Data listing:
┄┄┄┄┄┄┄┄┄┄┄┄┄┄┄┄┄┄┄┄

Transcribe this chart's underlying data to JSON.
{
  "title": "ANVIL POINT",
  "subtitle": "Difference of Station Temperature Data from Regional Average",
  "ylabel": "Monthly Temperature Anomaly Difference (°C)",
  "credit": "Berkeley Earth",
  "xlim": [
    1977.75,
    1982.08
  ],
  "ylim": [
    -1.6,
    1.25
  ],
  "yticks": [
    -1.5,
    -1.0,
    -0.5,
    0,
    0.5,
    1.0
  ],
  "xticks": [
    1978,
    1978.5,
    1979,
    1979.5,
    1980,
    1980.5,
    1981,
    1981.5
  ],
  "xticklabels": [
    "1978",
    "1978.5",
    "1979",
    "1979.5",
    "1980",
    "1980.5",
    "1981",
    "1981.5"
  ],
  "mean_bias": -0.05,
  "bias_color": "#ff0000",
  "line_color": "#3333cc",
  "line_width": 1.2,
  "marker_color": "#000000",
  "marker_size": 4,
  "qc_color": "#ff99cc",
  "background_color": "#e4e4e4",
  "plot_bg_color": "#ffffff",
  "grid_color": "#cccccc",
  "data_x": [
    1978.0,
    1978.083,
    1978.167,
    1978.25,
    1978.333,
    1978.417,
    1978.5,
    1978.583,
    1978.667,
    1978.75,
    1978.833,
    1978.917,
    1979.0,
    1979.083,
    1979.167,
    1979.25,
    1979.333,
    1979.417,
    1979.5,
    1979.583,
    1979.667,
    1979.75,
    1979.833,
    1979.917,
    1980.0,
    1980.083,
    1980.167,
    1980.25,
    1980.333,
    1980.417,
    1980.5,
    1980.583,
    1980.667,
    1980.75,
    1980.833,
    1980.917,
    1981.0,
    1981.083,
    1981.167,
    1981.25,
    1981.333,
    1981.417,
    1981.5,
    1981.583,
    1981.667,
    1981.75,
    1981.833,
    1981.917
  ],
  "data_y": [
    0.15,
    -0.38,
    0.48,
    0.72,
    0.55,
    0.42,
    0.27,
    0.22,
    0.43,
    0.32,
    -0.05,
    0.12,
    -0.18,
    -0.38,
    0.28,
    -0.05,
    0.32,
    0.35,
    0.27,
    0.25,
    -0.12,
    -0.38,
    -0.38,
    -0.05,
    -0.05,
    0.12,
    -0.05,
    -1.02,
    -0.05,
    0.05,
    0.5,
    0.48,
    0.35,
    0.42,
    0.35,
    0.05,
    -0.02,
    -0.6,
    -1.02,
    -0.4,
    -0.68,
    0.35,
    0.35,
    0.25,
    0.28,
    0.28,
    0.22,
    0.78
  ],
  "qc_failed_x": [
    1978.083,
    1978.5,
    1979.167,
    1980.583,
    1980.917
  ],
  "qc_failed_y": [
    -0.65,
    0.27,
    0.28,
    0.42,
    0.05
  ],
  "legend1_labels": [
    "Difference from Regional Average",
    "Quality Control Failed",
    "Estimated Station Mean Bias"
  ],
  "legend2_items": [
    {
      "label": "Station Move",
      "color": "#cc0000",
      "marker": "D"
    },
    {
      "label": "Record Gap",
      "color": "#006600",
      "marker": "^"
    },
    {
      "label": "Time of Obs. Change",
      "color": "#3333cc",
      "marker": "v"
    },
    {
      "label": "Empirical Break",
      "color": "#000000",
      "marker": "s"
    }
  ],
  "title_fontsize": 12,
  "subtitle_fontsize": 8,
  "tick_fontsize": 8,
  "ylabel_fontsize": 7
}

┄┄┄┄┄┄┄┄┄┄┄┄┄┄┄┄┄┄┄┄

# What is asked
Repeat the material word for word, in full.

# Solution to the problem
Transcribe this chart's underlying data to JSON.
{
  "title": "ANVIL POINT",
  "subtitle": "Difference of Station Temperature Data from Regional Average",
  "ylabel": "Monthly Temperature Anomaly Difference (°C)",
  "credit": "Berkeley Earth",
  "xlim": [
    1977.75,
    1982.08
  ],
  "ylim": [
    -1.6,
    1.25
  ],
  "yticks": [
    -1.5,
    -1.0,
    -0.5,
    0,
    0.5,
    1.0
  ],
  "xticks": [
    1978,
    1978.5,
    1979,
    1979.5,
    1980,
    1980.5,
    1981,
    1981.5
  ],
  "xticklabels": [
    "1978",
    "1978.5",
    "1979",
    "1979.5",
    "1980",
    "1980.5",
    "1981",
    "1981.5"
  ],
  "mean_bias": -0.05,
  "bias_color": "#ff0000",
  "line_color": "#3333cc",
  "line_width": 1.2,
  "marker_color": "#000000",
  "marker_size": 4,
  "qc_color": "#ff99cc",
  "background_color": "#e4e4e4",
  "plot_bg_color": "#ffffff",
  "grid_color": "#cccccc",
  "data_x": [
    1978.0,
    1978.083,
    1978.167,
    1978.25,
    1978.333,
    1978.417,
    1978.5,
    1978.583,
    1978.667,
    1978.75,
    1978.833,
    1978.917,
    1979.0,
    1979.083,
    1979.167,
    1979.25,
    1979.333,
    1979.417,
    1979.5,
    1979.583,
    1979.667,
    1979.75,
    1979.833,
    1979.917,
    1980.0,
    1980.083,
    1980.167,
    1980.25,
    1980.333,
    1980.417,
    1980.5,
    1980.583,
    1980.667,
    1980.75,
    1980.833,
    1980.917,
    1981.0,
    1981.083,
    1981.167,
    1981.25,
    1981.333,
    1981.417,
    1981.5,
    1981.583,
    1981.667,
    1981.75,
    1981.833,
    1981.917
  ],
  "data_y": [
    0.15,
    -0.38,
    0.48,
    0.72,
    0.55,
    0.42,
    0.27,
    0.22,
    0.43,
    0.32,
    -0.05,
    0.12,
    -0.18,
    -0.38,
    0.28,
    -0.05,
    0.32,
    0.35,
    0.27,
    0.25,
    -0.12,
    -0.38,
    -0.38,
    -0.05,
    -0.05,
    0.12,
    -0.05,
    -1.02,
    -0.05,
    0.05,
    0.5,
    0.48,
    0.35,
    0.42,
    0.35,
    0.05,
    -0.02,
    -0.6,
    -1.02,
    -0.4,
    -0.68,
    0.35,
    0.35,
    0.25,
    0.28,
    0.28,
    0.22,
    0.78
  ],
  "qc_failed_x": [
    1978.083,
    1978.5,
    1979.167,
    1980.583,
    1980.917
  ],
  "qc_failed_y": [
    -0.65,
    0.27,
    0.28,
    0.42,
    0.05
  ],
  "legend1_labels": [
    "Difference from Regional Average",
    "Quality Control Failed",
    "Estimated Station Mean Bias"
  ],
  "legend2_items": [
    {
      "label": "Station Move",
      "color": "#cc0000",
      "marker": "D"
    },
    {
      "label": "Record Gap",
      "color": "#006600",
      "marker": "^"
    },
    {
      "label": "Time of Obs. Change",
      "color": "#3333cc",
      "marker": "v"
    },
    {
      "label": "Empirical Break",
      "color": "#000000",
      "marker": "s"
    }
  ],
  "title_fontsize": 12,
  "subtitle_fontsize": 8,
  "tick_fontsize": 8,
  "ylabel_fontsize": 7
}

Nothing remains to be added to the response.